- _Material supplied_:

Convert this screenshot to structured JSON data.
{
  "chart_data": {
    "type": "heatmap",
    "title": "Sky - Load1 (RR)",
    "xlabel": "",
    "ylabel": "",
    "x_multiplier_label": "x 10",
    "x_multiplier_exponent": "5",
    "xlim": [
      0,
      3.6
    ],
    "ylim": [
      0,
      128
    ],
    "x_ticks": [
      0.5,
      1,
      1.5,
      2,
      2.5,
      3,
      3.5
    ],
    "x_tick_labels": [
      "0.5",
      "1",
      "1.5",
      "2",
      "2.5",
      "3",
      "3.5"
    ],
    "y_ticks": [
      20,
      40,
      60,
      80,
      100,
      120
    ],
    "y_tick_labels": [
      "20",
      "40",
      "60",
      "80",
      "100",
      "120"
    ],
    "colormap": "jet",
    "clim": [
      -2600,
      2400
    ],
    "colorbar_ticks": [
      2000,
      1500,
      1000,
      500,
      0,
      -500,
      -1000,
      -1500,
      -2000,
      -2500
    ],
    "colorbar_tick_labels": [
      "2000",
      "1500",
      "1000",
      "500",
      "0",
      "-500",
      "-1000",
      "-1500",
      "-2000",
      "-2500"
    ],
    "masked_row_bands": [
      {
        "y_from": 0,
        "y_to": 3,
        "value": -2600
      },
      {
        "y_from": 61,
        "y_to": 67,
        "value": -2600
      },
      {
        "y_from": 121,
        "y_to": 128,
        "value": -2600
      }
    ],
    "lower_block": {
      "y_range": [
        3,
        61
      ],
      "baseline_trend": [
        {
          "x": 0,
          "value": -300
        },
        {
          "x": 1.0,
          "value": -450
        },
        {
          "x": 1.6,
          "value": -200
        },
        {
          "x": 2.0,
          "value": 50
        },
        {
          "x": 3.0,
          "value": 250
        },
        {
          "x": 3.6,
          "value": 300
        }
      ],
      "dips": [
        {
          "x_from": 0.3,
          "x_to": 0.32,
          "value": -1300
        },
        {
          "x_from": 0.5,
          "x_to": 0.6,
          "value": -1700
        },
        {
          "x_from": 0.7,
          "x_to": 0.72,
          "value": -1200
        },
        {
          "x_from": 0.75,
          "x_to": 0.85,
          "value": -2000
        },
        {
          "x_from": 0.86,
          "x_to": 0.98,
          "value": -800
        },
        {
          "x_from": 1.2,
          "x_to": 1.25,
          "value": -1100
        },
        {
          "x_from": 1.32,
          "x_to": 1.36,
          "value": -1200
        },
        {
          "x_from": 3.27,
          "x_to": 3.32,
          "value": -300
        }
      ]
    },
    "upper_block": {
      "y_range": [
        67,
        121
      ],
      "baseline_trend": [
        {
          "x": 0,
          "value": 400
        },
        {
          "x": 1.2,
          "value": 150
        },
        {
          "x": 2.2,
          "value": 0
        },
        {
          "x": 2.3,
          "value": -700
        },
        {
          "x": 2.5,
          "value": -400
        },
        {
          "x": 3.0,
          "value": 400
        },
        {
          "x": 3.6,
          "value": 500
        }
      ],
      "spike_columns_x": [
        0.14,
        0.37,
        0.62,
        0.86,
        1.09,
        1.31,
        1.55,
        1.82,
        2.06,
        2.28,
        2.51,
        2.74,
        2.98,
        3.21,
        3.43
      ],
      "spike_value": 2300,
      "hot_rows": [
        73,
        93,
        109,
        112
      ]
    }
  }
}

- _Required task_: Copy the data above exactly. Every line must be included.

- _Response_:
Convert this screenshot to structured JSON data.
{
  "chart_data": {
    "type": "heatmap",
    "title": "Sky - Load1 (RR)",
    "xlabel": "",
    "ylabel": "",
    "x_multiplier_label": "x 10",
    "x_multiplier_exponent": "5",
    "xlim": [
      0,
      3.6
    ],
    "ylim": [
      0,
      128
    ],
    "x_ticks": [
      0.5,
      1,
      1.5,
      2,
      2.5,
      3,
      3.5
    ],
    "x_tick_labels": [
      "0.5",
      "1",
      "1.5",
      "2",
      "2.5",
      "3",
      "3.5"
    ],
    "y_ticks": [
      20,
      40,
      60,
      80,
      100,
      120
    ],
    "y_tick_labels": [
      "20",
      "40",
      "60",
      "80",
      "100",
      "120"
    ],
    "colormap": "jet",
    "clim": [
      -2600,
      2400
    ],
    "colorbar_ticks": [
      2000,
      1500,
      1000,
      500,
      0,
      -500,
      -1000,
      -1500,
      -2000,
      -2500
    ],
    "colorbar_tick_labels": [
      "2000",
      "1500",
      "1000",
      "500",
      "0",
      "-500",
      "-1000",
      "-1500",
      "-2000",
      "-2500"
    ],
    "masked_row_bands": [
      {
        "y_from": 0,
        "y_to": 3,
        "value": -2600
      },
      {
        "y_from": 61,
        "y_to": 67,
        "value": -2600
      },
      {
        "y_from": 121,
        "y_to": 128,
        "value": -2600
      }
    ],
    "lower_block": {
      "y_range": [
        3,
        61
      ],
      "baseline_trend": [
        {
          "x": 0,
          "value": -300
        },
        {
          "x": 1.0,
          "value": -450
        },
        {
          "x": 1.6,
          "value": -200
        },
        {
          "x": 2.0,
          "value": 50
        },
        {
          "x": 3.0,
          "value": 250
        },
        {
          "x": 3.6,
          "value": 300
        }
      ],
      "dips": [
        {
          "x_from": 0.3,
          "x_to": 0.32,
          "value": -1300
        },
        {
          "x_from": 0.5,
          "x_to": 0.6,
          "value": -1700
        },
        {
          "x_from": 0.7,
          "x_to": 0.72,
          "value": -1200
        },
        {
          "x_from": 0.75,
          "x_to": 0.85,
          "value": -2000
        },
        {
          "x_from": 0.86,
          "x_to": 0.98,
          "value": -800
        },
        {
          "x_from": 1.2,
          "x_to": 1.25,
          "value": -1100
        },
        {
          "x_from": 1.32,
          "x_to": 1.36,
          "value": -1200
        },
        {
          "x_from": 3.27,
          "x_to": 3.32,
          "value": -300
        }
      ]
    },
    "upper_block": {
      "y_range": [
        67,
        121
      ],
      "baseline_trend": [
        {
          "x": 0,
          "value": 400
        },
        {
          "x": 1.2,
          "value": 150
        },
        {
          "x": 2.2,
          "value": 0
        },
        {
          "x": 2.3,
          "value": -700
        },
        {
          "x": 2.5,
          "value": -400
        },
        {
          "x": 3.0,
          "value": 400
        },
        {
          "x": 3.6,
          "value": 500
        }
      ],
      "spike_columns_x": [
        0.14,
        0.37,
        0.62,
        0.86,
        1.09,
        1.31,
        1.55,
        1.82,
        2.06,
        2.28,
        2.51,
        2.74,
        2.98,
        3.21,
        3.43
      ],
      "spike_value": 2300,
      "hot_rows": [
        73,
        93,
        109,
        112
      ]
    }
  }
}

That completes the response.